Extracted data entries:
** begin **
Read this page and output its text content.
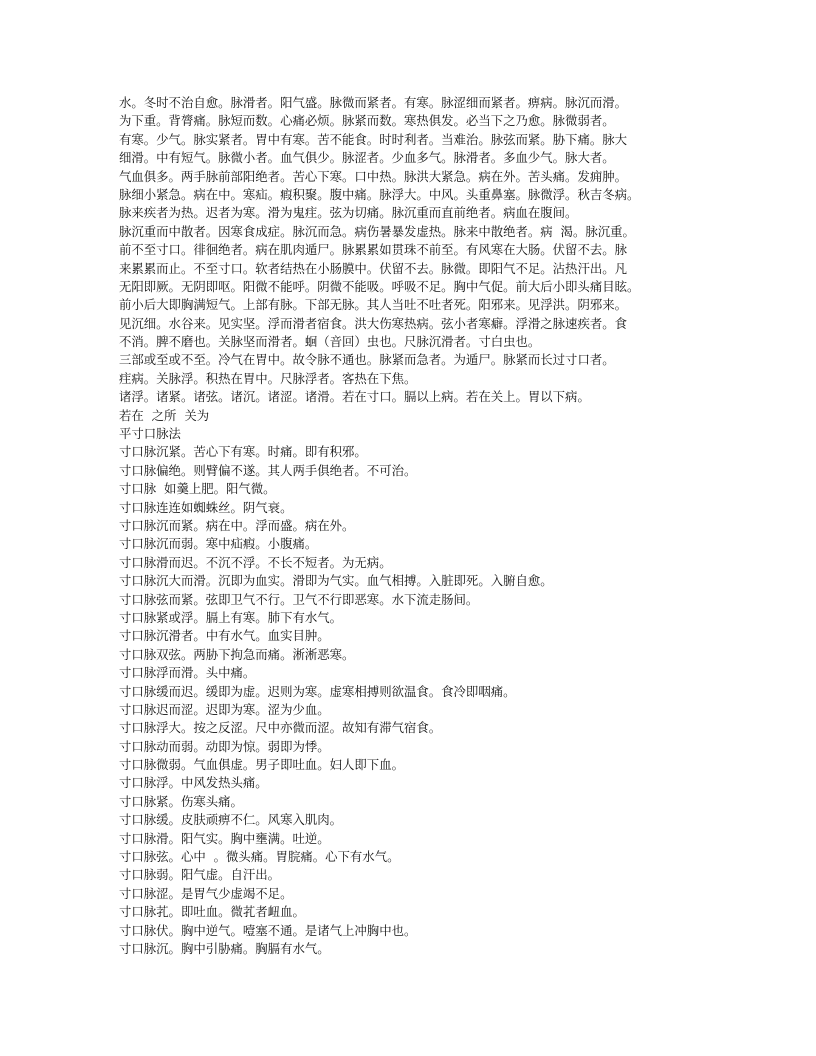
水。冬时不治自愈。脉滑者。阳气盛。脉微而紧者。有寒。脉涩细而紧者。痹病。脉沉而滑。
为下重。背膂痛。脉短而数。心痛必烦。脉紧而数。寒热俱发。必当下之乃愈。脉微弱者。
有寒。少气。脉实紧者。胃中有寒。苦不能食。时时利者。当难治。脉弦而紧。胁下痛。脉大
细滑。中有短气。脉微小者。血气俱少。脉涩者。少血多气。脉滑者。多血少气。脉大者。
气血俱多。两手脉前部阳绝者。苦心下寒。口中热。脉洪大紧急。病在外。苦头痛。发痈肿。
脉细小紧急。病在中。寒疝。瘕积聚。腹中痛。脉浮大。中风。头重鼻塞。脉微浮。秋吉冬病。
脉来疾者为热。迟者为寒。滑为鬼疰。弦为切痛。脉沉重而直前绝者。病血在腹间。
脉沉重而中散者。因寒食成症。脉沉而急。病伤暑暴发虚热。脉来中散绝者。病  渴。脉沉重。
前不至寸口。徘徊绝者。病在肌肉遁尸。脉累累如贯珠不前至。有风寒在大肠。伏留不去。脉
来累累而止。不至寸口。软者结热在小肠膜中。伏留不去。脉微。即阳气不足。沾热汗出。凡
无阳即厥。无阴即呕。阳微不能呼。阴微不能吸。呼吸不足。胸中气促。前大后小即头痛目眩。
前小后大即胸满短气。上部有脉。下部无脉。其人当吐不吐者死。阳邪来。见浮洪。阴邪来。
见沉细。水谷来。见实坚。浮而滑者宿食。洪大伤寒热病。弦小者寒癖。浮滑之脉速疾者。食
不消。脾不磨也。关脉坚而滑者。蛔（音回）虫也。尺脉沉滑者。寸白虫也。
三部或至或不至。冷气在胃中。故令脉不通也。脉紧而急者。为遁尸。脉紧而长过寸口者。
疰病。关脉浮。积热在胃中。尺脉浮者。客热在下焦。
诸浮。诸紧。诸弦。诸沉。诸涩。诸滑。若在寸口。膈以上病。若在关上。胃以下病。
若在  之所  关为
平寸口脉法
寸口脉沉紧。苦心下有寒。时痛。即有积邪。
寸口脉偏绝。则臂偏不遂。其人两手俱绝者。不可治。
寸口脉  如羹上肥。阳气微。
寸口脉连连如蜘蛛丝。阴气衰。
寸口脉沉而紧。病在中。浮而盛。病在外。
寸口脉沉而弱。寒中疝瘕。小腹痛。
寸口脉滑而迟。不沉不浮。不长不短者。为无病。
寸口脉沉大而滑。沉即为血实。滑即为气实。血气相搏。入脏即死。入腑自愈。
寸口脉弦而紧。弦即卫气不行。卫气不行即恶寒。水下流走肠间。
寸口脉紧或浮。膈上有寒。肺下有水气。
寸口脉沉滑者。中有水气。血实目肿。
寸口脉双弦。两胁下拘急而痛。淅淅恶寒。
寸口脉浮而滑。头中痛。
寸口脉缓而迟。缓即为虚。迟则为寒。虚寒相搏则欲温食。食冷即咽痛。
寸口脉迟而涩。迟即为寒。涩为少血。
寸口脉浮大。按之反涩。尺中亦微而涩。故知有滞气宿食。
寸口脉动而弱。动即为惊。弱即为悸。
寸口脉微弱。气血俱虚。男子即吐血。妇人即下血。
寸口脉浮。中风发热头痛。
寸口脉紧。伤寒头痛。
寸口脉缓。皮肤顽痹不仁。风寒入肌肉。
寸口脉滑。阳气实。胸中壅满。吐逆。
寸口脉弦。心中  。微头痛。胃脘痛。心下有水气。
寸口脉弱。阳气虚。自汗出。
寸口脉涩。是胃气少虚竭不足。
寸口脉芤。即吐血。微芤者衄血。
寸口脉伏。胸中逆气。噎塞不通。是诸气上冲胸中也。
寸口脉沉。胸中引胁痛。胸膈有水气。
** end **
**Exercise instructions**
Give back every line exactly as it stands, pictures excluded.

**Solution to this exercise**
Read this page and output its text content.
水。冬时不治自愈。脉滑者。阳气盛。脉微而紧者。有寒。脉涩细而紧者。痹病。脉沉而滑。
为下重。背膂痛。脉短而数。心痛必烦。脉紧而数。寒热俱发。必当下之乃愈。脉微弱者。
有寒。少气。脉实紧者。胃中有寒。苦不能食。时时利者。当难治。脉弦而紧。胁下痛。脉大
细滑。中有短气。脉微小者。血气俱少。脉涩者。少血多气。脉滑者。多血少气。脉大者。
气血俱多。两手脉前部阳绝者。苦心下寒。口中热。脉洪大紧急。病在外。苦头痛。发痈肿。
脉细小紧急。病在中。寒疝。瘕积聚。腹中痛。脉浮大。中风。头重鼻塞。脉微浮。秋吉冬病。
脉来疾者为热。迟者为寒。滑为鬼疰。弦为切痛。脉沉重而直前绝者。病血在腹间。
脉沉重而中散者。因寒食成症。脉沉而急。病伤暑暴发虚热。脉来中散绝者。病  渴。脉沉重。
前不至寸口。徘徊绝者。病在肌肉遁尸。脉累累如贯珠不前至。有风寒在大肠。伏留不去。脉
来累累而止。不至寸口。软者结热在小肠膜中。伏留不去。脉微。即阳气不足。沾热汗出。凡
无阳即厥。无阴即呕。阳微不能呼。阴微不能吸。呼吸不足。胸中气促。前大后小即头痛目眩。
前小后大即胸满短气。上部有脉。下部无脉。其人当吐不吐者死。阳邪来。见浮洪。阴邪来。
见沉细。水谷来。见实坚。浮而滑者宿食。洪大伤寒热病。弦小者寒癖。浮滑之脉速疾者。食
不消。脾不磨也。关脉坚而滑者。蛔（音回）虫也。尺脉沉滑者。寸白虫也。
三部或至或不至。冷气在胃中。故令脉不通也。脉紧而急者。为遁尸。脉紧而长过寸口者。
疰病。关脉浮。积热在胃中。尺脉浮者。客热在下焦。
诸浮。诸紧。诸弦。诸沉。诸涩。诸滑。若在寸口。膈以上病。若在关上。胃以下病。
若在  之所  关为
平寸口脉法
寸口脉沉紧。苦心下有寒。时痛。即有积邪。
寸口脉偏绝。则臂偏不遂。其人两手俱绝者。不可治。
寸口脉  如羹上肥。阳气微。
寸口脉连连如蜘蛛丝。阴气衰。
寸口脉沉而紧。病在中。浮而盛。病在外。
寸口脉沉而弱。寒中疝瘕。小腹痛。
寸口脉滑而迟。不沉不浮。不长不短者。为无病。
寸口脉沉大而滑。沉即为血实。滑即为气实。血气相搏。入脏即死。入腑自愈。
寸口脉弦而紧。弦即卫气不行。卫气不行即恶寒。水下流走肠间。
寸口脉紧或浮。膈上有寒。肺下有水气。
寸口脉沉滑者。中有水气。血实目肿。
寸口脉双弦。两胁下拘急而痛。淅淅恶寒。
寸口脉浮而滑。头中痛。
寸口脉缓而迟。缓即为虚。迟则为寒。虚寒相搏则欲温食。食冷即咽痛。
寸口脉迟而涩。迟即为寒。涩为少血。
寸口脉浮大。按之反涩。尺中亦微而涩。故知有滞气宿食。
寸口脉动而弱。动即为惊。弱即为悸。
寸口脉微弱。气血俱虚。男子即吐血。妇人即下血。
寸口脉浮。中风发热头痛。
寸口脉紧。伤寒头痛。
寸口脉缓。皮肤顽痹不仁。风寒入肌肉。
寸口脉滑。阳气实。胸中壅满。吐逆。
寸口脉弦。心中  。微头痛。胃脘痛。心下有水气。
寸口脉弱。阳气虚。自汗出。
寸口脉涩。是胃气少虚竭不足。
寸口脉芤。即吐血。微芤者衄血。
寸口脉伏。胸中逆气。噎塞不通。是诸气上冲胸中也。
寸口脉沉。胸中引胁痛。胸膈有水气。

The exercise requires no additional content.